Data items:
►
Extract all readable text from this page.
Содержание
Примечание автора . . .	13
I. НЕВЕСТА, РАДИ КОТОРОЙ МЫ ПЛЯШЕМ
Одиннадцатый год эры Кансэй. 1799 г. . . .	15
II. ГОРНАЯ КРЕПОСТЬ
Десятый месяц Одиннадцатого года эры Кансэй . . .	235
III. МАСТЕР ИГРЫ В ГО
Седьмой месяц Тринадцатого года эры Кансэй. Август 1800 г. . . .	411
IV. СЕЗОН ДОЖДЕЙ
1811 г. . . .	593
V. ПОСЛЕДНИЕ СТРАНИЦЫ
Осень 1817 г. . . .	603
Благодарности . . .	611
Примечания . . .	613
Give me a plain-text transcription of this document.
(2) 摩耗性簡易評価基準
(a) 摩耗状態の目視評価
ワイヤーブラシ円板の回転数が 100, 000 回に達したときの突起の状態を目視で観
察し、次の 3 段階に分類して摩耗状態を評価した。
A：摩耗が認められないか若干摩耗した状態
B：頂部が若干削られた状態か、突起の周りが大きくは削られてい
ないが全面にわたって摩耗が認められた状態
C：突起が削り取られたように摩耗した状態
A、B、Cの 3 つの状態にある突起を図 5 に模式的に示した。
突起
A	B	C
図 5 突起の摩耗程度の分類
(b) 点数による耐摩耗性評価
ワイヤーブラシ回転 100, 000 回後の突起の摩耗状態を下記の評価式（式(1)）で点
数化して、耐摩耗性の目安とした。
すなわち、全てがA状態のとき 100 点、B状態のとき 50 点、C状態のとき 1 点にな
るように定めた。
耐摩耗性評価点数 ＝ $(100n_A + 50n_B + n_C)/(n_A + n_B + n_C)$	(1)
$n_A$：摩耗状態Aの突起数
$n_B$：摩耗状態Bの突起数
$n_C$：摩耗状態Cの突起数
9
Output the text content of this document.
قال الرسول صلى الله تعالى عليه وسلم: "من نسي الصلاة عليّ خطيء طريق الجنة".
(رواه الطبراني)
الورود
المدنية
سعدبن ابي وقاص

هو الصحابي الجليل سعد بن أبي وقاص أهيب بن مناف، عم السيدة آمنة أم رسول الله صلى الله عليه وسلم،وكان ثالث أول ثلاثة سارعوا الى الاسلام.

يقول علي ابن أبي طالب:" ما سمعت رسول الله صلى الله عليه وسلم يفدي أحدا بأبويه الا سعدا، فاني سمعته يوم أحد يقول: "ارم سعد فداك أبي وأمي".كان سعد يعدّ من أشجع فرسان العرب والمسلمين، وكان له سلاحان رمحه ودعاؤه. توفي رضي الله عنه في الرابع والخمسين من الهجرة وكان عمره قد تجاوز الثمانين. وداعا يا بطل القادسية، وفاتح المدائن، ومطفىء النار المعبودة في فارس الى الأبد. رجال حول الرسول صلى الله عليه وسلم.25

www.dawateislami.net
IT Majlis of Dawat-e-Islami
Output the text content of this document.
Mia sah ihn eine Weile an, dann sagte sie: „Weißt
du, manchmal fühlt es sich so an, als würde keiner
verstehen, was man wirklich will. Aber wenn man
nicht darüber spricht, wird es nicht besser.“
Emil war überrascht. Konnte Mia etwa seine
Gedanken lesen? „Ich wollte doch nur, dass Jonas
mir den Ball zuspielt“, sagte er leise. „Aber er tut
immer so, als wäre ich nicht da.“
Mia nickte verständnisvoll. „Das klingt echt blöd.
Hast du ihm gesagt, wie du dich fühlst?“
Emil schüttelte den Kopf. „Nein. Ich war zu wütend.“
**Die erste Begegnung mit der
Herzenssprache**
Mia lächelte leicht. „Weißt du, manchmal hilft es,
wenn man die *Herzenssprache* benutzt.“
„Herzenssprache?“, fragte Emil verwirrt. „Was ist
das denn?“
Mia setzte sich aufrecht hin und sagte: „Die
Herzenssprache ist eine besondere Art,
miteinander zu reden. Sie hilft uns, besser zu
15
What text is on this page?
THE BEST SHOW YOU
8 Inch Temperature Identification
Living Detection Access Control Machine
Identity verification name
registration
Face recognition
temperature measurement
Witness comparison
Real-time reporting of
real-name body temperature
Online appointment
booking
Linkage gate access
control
◄
What you need to do »
Return every line from the one holding "What text is on this page?" through the end of the data, exactly as it appears, with both ends kept and nothing else.

Result »
What text is on this page?
THE BEST SHOW YOU
8 Inch Temperature Identification
Living Detection Access Control Machine
Identity verification name
registration
Face recognition
temperature measurement
Witness comparison
Real-time reporting of
real-name body temperature
Online appointment
booking
Linkage gate access
control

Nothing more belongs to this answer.